— DATA ENTRIES —
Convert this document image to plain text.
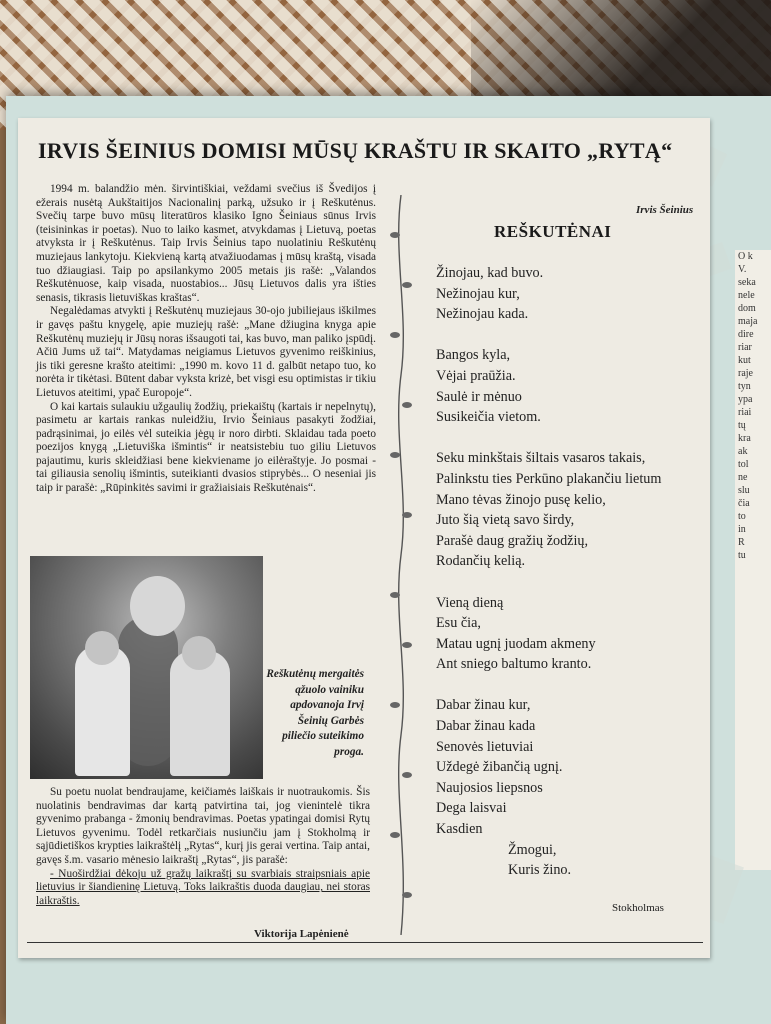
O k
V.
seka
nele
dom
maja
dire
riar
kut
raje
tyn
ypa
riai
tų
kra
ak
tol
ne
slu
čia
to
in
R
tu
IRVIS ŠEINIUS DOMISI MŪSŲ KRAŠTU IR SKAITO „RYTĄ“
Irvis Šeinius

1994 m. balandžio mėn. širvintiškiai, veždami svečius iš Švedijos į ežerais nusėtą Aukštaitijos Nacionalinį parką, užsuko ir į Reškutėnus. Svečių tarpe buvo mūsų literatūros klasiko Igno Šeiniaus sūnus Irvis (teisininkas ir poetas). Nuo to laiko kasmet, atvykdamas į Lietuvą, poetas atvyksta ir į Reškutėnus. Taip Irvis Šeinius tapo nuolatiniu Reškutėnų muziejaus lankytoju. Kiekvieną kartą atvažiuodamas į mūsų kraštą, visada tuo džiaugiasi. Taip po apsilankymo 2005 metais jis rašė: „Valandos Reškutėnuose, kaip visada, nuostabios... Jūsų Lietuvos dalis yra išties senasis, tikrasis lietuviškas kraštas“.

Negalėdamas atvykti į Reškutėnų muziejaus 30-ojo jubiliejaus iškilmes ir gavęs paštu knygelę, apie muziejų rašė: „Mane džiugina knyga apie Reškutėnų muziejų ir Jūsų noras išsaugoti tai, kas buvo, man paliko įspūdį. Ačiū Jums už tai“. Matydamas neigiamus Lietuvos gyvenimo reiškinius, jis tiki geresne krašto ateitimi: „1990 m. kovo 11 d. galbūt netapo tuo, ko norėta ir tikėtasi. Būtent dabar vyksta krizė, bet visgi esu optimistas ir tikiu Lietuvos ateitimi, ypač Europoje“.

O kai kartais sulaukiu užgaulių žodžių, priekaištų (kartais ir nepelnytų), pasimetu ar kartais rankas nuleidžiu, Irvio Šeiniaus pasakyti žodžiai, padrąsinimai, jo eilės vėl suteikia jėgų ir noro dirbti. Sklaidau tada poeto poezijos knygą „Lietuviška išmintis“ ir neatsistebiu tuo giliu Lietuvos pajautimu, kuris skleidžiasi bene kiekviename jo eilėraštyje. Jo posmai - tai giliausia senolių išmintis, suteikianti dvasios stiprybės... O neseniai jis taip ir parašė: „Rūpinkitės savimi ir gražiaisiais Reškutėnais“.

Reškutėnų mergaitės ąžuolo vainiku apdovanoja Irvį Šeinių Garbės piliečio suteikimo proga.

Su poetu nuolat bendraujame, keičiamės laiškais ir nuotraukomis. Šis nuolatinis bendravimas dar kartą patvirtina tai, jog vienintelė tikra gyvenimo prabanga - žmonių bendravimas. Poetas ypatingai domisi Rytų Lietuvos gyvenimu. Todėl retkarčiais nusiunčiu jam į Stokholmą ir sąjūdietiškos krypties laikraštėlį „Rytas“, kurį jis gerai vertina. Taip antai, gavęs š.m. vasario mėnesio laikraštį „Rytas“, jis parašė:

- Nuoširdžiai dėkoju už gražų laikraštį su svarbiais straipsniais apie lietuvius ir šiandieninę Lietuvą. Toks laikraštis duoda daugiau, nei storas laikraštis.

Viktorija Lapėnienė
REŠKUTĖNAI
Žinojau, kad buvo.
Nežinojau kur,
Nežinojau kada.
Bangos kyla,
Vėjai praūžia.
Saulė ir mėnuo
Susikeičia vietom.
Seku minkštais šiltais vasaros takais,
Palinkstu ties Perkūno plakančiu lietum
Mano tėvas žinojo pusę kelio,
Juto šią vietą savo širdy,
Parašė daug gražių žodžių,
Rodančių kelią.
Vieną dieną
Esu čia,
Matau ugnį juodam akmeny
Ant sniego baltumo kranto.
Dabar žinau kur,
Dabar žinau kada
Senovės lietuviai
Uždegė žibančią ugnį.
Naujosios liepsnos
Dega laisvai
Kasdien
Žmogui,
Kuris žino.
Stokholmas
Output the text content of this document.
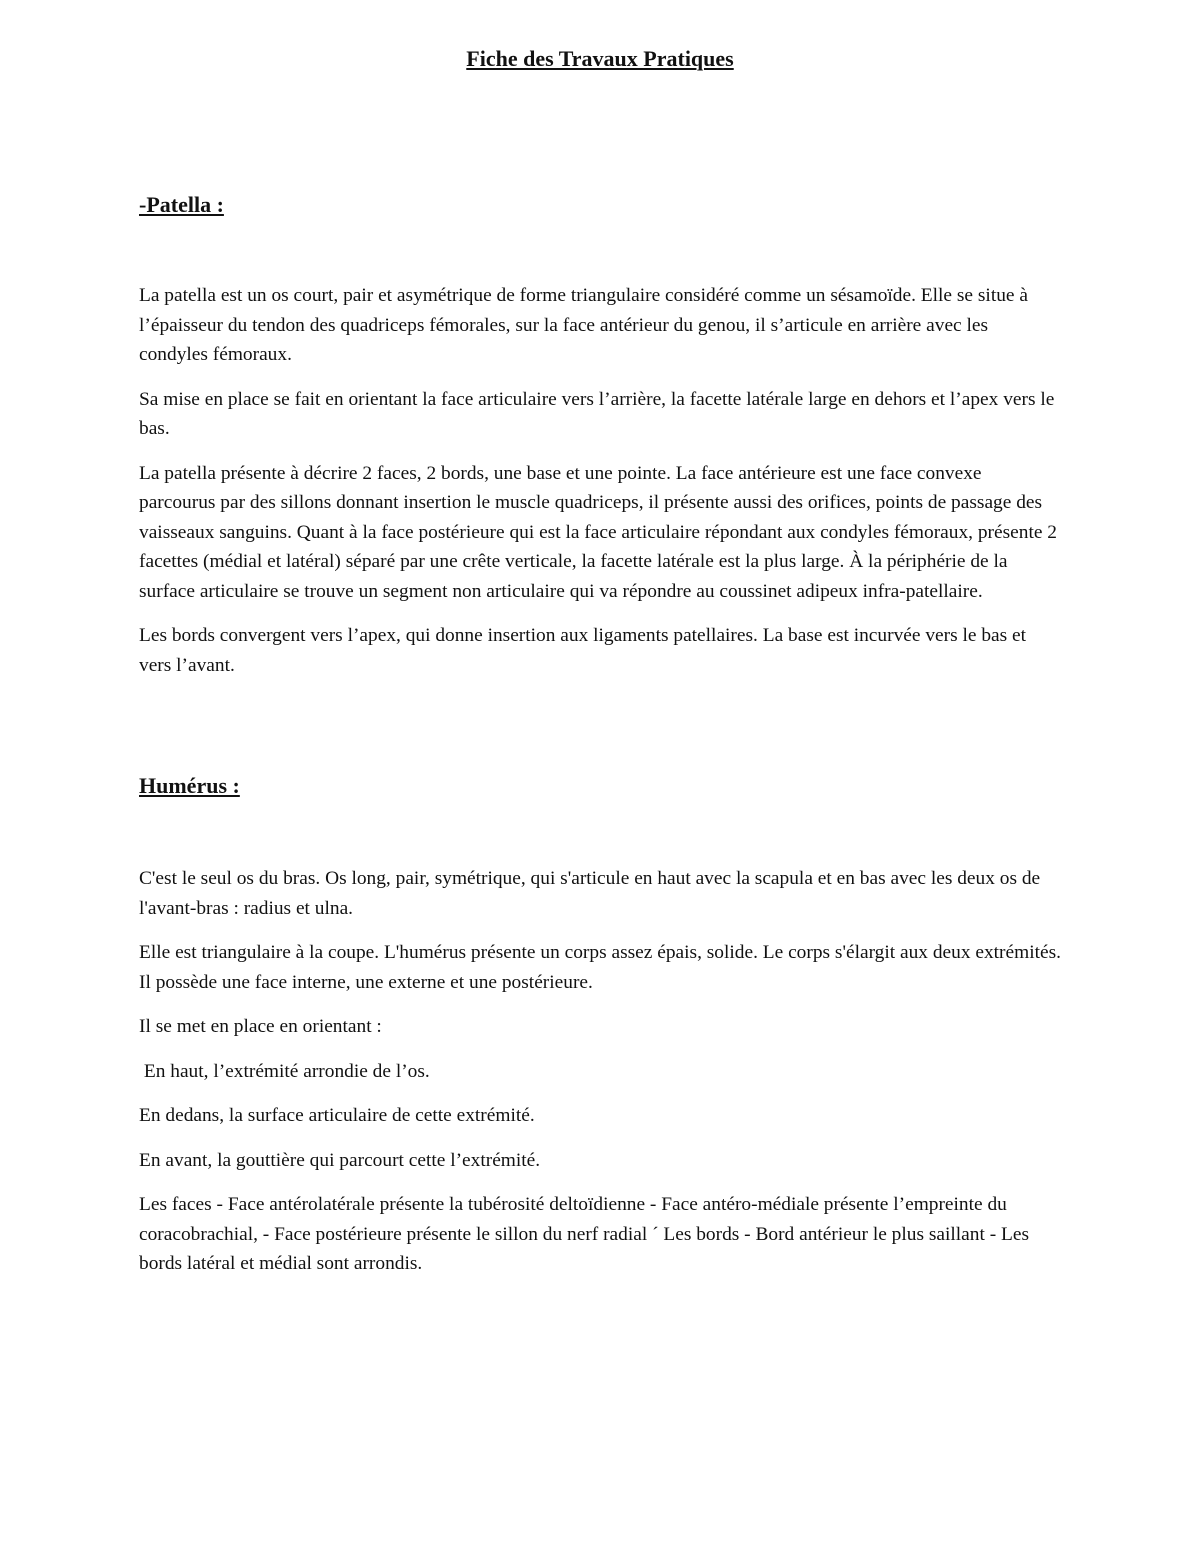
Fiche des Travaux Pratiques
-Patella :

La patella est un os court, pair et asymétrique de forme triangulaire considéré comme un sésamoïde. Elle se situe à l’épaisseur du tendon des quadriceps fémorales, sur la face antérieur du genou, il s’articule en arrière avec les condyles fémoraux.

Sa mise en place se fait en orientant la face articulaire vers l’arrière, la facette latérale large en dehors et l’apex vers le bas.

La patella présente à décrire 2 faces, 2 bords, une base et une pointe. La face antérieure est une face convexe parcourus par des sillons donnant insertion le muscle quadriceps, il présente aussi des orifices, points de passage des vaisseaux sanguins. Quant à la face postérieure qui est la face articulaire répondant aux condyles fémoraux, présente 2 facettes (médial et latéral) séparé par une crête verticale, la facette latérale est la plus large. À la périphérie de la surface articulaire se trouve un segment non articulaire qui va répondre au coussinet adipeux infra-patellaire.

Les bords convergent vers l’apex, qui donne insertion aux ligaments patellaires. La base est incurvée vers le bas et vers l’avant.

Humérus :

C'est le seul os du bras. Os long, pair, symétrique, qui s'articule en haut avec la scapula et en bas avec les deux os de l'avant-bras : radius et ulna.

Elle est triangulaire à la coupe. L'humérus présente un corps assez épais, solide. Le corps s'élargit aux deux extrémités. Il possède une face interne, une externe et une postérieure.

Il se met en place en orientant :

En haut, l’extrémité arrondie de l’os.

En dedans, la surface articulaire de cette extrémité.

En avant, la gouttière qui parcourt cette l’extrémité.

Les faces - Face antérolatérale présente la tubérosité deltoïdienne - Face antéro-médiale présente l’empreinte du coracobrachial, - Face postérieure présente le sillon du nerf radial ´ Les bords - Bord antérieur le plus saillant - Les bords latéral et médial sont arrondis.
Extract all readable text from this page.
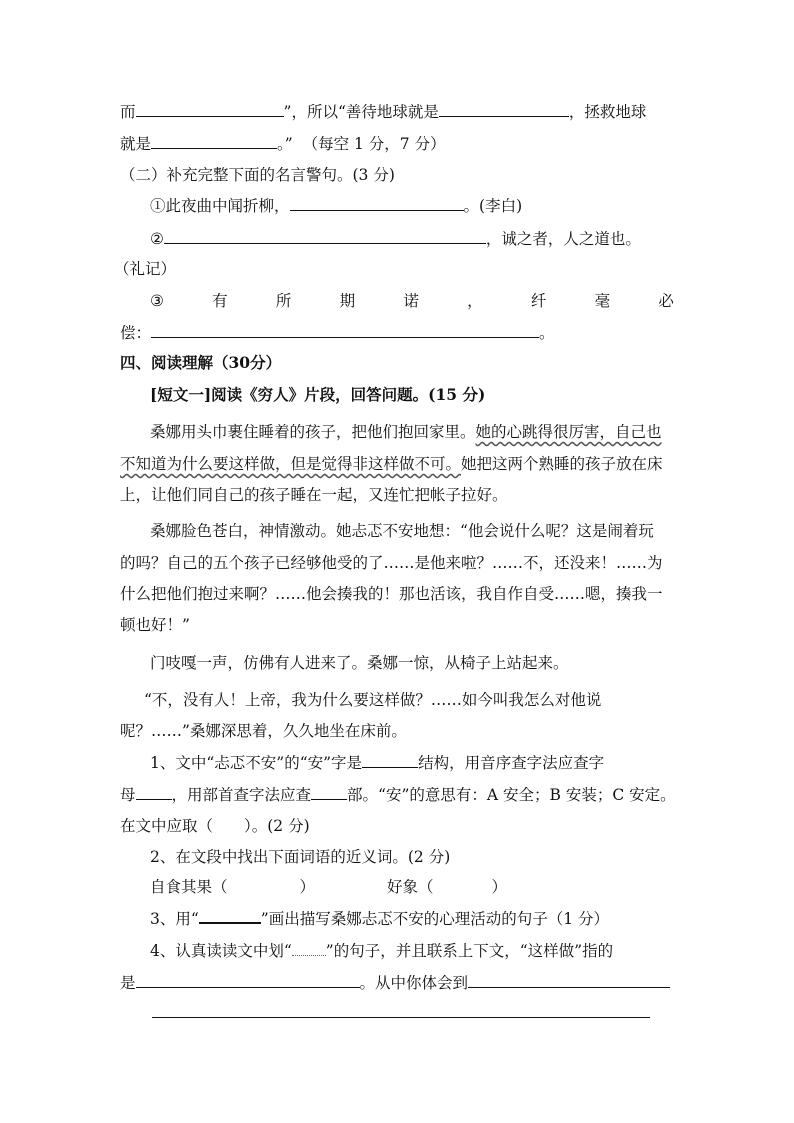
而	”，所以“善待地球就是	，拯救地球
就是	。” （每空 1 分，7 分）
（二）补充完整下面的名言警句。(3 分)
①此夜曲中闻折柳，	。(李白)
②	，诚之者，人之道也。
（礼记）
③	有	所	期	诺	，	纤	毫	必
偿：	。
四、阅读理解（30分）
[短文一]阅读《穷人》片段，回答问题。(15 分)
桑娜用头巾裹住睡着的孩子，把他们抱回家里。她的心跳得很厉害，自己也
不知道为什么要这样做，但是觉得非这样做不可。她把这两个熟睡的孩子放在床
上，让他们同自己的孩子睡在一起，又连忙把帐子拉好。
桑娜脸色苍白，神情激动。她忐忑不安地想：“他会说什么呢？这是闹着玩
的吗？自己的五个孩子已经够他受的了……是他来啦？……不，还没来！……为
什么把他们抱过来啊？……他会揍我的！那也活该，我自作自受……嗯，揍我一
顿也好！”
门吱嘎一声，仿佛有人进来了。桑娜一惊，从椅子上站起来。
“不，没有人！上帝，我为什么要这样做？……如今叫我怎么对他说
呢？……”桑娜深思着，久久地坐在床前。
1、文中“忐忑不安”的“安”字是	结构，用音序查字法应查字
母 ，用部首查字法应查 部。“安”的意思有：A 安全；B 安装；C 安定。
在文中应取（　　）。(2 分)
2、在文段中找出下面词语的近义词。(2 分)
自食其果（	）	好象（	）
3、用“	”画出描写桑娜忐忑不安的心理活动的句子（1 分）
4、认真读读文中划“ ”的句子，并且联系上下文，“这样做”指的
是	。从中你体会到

— DIRECTIVE —
Reply with only the number of lines in the material above where the string "orientant" appears.

— SOLUTION BELOW —
2